=== EXTRACTED DATA ===

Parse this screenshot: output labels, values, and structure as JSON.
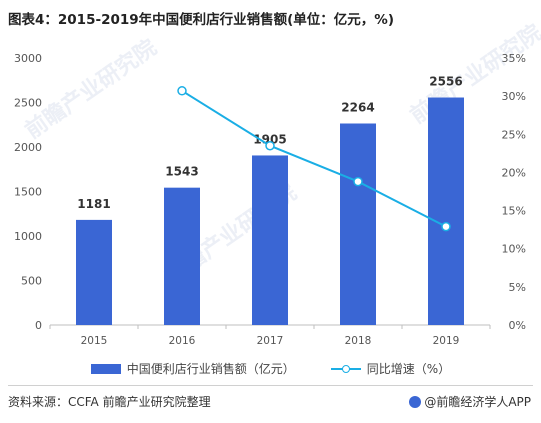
{
  "title": "图表4：2015-2019年中国便利店行业销售额(单位：亿元，%)",
  "chart_data": {
    "type": "bar",
    "categories": [
      "2015",
      "2016",
      "2017",
      "2018",
      "2019"
    ],
    "series": [
      {
        "name": "中国便利店行业销售额（亿元）",
        "type": "bar",
        "axis": "left",
        "values": [
          1181,
          1543,
          1905,
          2264,
          2556
        ],
        "color": "#3a66d4"
      },
      {
        "name": "同比增速（%）",
        "type": "line",
        "axis": "right",
        "values": [
          null,
          30.7,
          23.5,
          18.8,
          12.9
        ],
        "color": "#1aaee5"
      }
    ],
    "y_left": {
      "lim": [
        0,
        3000
      ],
      "ticks": [
        0,
        500,
        1000,
        1500,
        2000,
        2500,
        3000
      ]
    },
    "y_right": {
      "lim": [
        0,
        35
      ],
      "ticks": [
        "0%",
        "5%",
        "10%",
        "15%",
        "20%",
        "25%",
        "30%",
        "35%"
      ]
    },
    "grid": false,
    "legend_position": "bottom"
  },
  "footer": {
    "source": "资料来源：CCFA 前瞻产业研究院整理",
    "brand": "@前瞻经济学人APP"
  },
  "watermark": {
    "text": "前瞻产业研究院"
  }
}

===

WHAT IS ASKED: Return the full material word for word. Do not include the pictures.

COMPLETED EXERCISE:
Parse this screenshot: output labels, values, and structure as JSON.
{
  "title": "图表4：2015-2019年中国便利店行业销售额(单位：亿元，%)",
  "chart_data": {
    "type": "bar",
    "categories": [
      "2015",
      "2016",
      "2017",
      "2018",
      "2019"
    ],
    "series": [
      {
        "name": "中国便利店行业销售额（亿元）",
        "type": "bar",
        "axis": "left",
        "values": [
          1181,
          1543,
          1905,
          2264,
          2556
        ],
        "color": "#3a66d4"
      },
      {
        "name": "同比增速（%）",
        "type": "line",
        "axis": "right",
        "values": [
          null,
          30.7,
          23.5,
          18.8,
          12.9
        ],
        "color": "#1aaee5"
      }
    ],
    "y_left": {
      "lim": [
        0,
        3000
      ],
      "ticks": [
        0,
        500,
        1000,
        1500,
        2000,
        2500,
        3000
      ]
    },
    "y_right": {
      "lim": [
        0,
        35
      ],
      "ticks": [
        "0%",
        "5%",
        "10%",
        "15%",
        "20%",
        "25%",
        "30%",
        "35%"
      ]
    },
    "grid": false,
    "legend_position": "bottom"
  },
  "footer": {
    "source": "资料来源：CCFA 前瞻产业研究院整理",
    "brand": "@前瞻经济学人APP"
  },
  "watermark": {
    "text": "前瞻产业研究院"
  }
}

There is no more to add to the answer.